WHAT IS NEEDED:
Scan the data beneath this task and copy each line that includes "Dimas".

RECORDS TO PROCESS:
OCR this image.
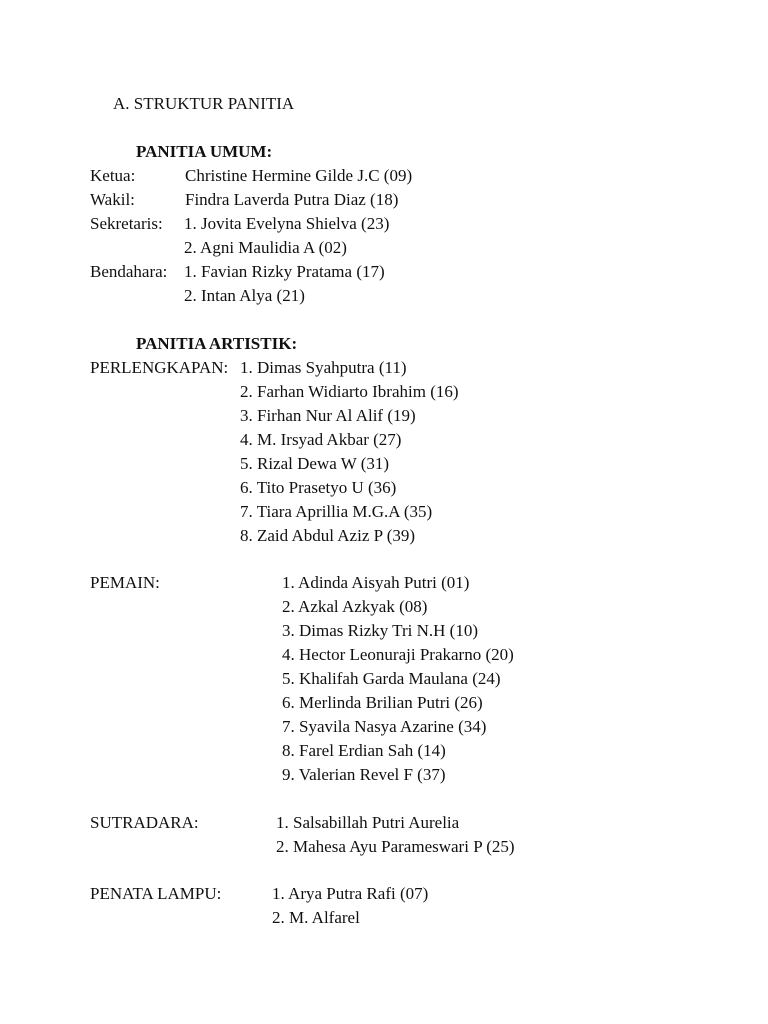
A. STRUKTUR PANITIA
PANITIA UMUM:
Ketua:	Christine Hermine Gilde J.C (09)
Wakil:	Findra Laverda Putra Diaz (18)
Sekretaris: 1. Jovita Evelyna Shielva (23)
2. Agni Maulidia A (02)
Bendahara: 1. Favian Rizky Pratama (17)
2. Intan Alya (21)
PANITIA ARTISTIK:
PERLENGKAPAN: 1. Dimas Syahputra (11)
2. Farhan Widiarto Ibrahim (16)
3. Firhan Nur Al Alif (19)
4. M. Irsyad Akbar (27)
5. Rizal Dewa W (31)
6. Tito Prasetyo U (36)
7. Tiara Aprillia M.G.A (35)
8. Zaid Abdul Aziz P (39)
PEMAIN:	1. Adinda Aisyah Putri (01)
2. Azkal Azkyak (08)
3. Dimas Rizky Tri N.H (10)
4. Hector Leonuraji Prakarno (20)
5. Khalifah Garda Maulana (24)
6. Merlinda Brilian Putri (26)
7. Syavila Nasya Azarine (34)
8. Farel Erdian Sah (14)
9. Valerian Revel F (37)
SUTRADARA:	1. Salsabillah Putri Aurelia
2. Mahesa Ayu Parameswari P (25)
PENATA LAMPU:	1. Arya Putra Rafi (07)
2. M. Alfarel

EXERCISE RESULT:
PERLENGKAPAN: 1. Dimas Syahputra (11)
3. Dimas Rizky Tri N.H (10)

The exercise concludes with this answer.